> **Written request**: Please write out again, word for word, the entries beginning with the first line and continuing through the line that contains "sound-recording-group: Sound recording", including that line.

Recorded data:
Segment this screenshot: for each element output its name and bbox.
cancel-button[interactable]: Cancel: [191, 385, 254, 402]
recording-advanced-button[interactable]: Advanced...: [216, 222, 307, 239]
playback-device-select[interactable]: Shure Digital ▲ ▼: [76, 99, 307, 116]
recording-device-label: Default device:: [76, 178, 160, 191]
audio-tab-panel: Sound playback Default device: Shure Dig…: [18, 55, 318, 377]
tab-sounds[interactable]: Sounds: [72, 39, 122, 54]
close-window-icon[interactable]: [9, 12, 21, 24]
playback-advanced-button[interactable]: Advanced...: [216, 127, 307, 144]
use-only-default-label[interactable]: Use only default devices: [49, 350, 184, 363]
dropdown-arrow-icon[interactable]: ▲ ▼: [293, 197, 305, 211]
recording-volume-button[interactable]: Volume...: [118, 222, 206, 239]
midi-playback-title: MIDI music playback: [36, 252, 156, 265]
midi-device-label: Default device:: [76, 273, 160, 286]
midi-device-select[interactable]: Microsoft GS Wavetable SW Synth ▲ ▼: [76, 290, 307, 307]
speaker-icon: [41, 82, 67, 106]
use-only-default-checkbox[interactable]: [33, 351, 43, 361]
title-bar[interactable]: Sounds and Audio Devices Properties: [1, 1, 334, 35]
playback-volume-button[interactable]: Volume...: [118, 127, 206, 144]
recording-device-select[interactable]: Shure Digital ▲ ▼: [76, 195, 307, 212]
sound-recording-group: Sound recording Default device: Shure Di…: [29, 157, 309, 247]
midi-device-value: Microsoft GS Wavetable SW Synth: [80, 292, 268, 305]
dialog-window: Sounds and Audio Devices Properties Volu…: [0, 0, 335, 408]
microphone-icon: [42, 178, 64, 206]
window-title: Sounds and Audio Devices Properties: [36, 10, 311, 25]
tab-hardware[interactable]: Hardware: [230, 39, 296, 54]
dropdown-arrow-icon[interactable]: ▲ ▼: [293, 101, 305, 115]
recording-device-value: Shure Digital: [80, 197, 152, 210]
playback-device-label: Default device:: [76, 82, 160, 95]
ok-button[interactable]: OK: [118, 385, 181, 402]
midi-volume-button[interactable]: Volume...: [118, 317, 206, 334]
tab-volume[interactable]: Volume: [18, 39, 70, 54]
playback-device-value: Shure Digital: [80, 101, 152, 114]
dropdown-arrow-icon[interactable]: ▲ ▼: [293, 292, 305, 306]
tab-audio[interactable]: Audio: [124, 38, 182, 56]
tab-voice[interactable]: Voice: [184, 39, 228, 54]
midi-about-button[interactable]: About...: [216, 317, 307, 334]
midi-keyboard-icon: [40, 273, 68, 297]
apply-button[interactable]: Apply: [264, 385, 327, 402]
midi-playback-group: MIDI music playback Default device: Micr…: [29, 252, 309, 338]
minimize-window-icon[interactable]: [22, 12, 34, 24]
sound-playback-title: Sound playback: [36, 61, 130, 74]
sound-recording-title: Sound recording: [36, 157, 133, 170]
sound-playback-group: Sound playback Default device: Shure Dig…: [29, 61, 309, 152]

> **Solution for this exercise**:
Segment this screenshot: for each element output its name and bbox.
cancel-button[interactable]: Cancel: [191, 385, 254, 402]
recording-advanced-button[interactable]: Advanced...: [216, 222, 307, 239]
playback-device-select[interactable]: Shure Digital ▲ ▼: [76, 99, 307, 116]
recording-device-label: Default device:: [76, 178, 160, 191]
audio-tab-panel: Sound playback Default device: Shure Dig…: [18, 55, 318, 377]
tab-sounds[interactable]: Sounds: [72, 39, 122, 54]
close-window-icon[interactable]: [9, 12, 21, 24]
playback-advanced-button[interactable]: Advanced...: [216, 127, 307, 144]
use-only-default-label[interactable]: Use only default devices: [49, 350, 184, 363]
dropdown-arrow-icon[interactable]: ▲ ▼: [293, 197, 305, 211]
recording-volume-button[interactable]: Volume...: [118, 222, 206, 239]
midi-playback-title: MIDI music playback: [36, 252, 156, 265]
midi-device-label: Default device:: [76, 273, 160, 286]
midi-device-select[interactable]: Microsoft GS Wavetable SW Synth ▲ ▼: [76, 290, 307, 307]
speaker-icon: [41, 82, 67, 106]
use-only-default-checkbox[interactable]: [33, 351, 43, 361]
title-bar[interactable]: Sounds and Audio Devices Properties: [1, 1, 334, 35]
playback-volume-button[interactable]: Volume...: [118, 127, 206, 144]
recording-device-select[interactable]: Shure Digital ▲ ▼: [76, 195, 307, 212]
sound-recording-group: Sound recording Default device: Shure Di…: [29, 157, 309, 247]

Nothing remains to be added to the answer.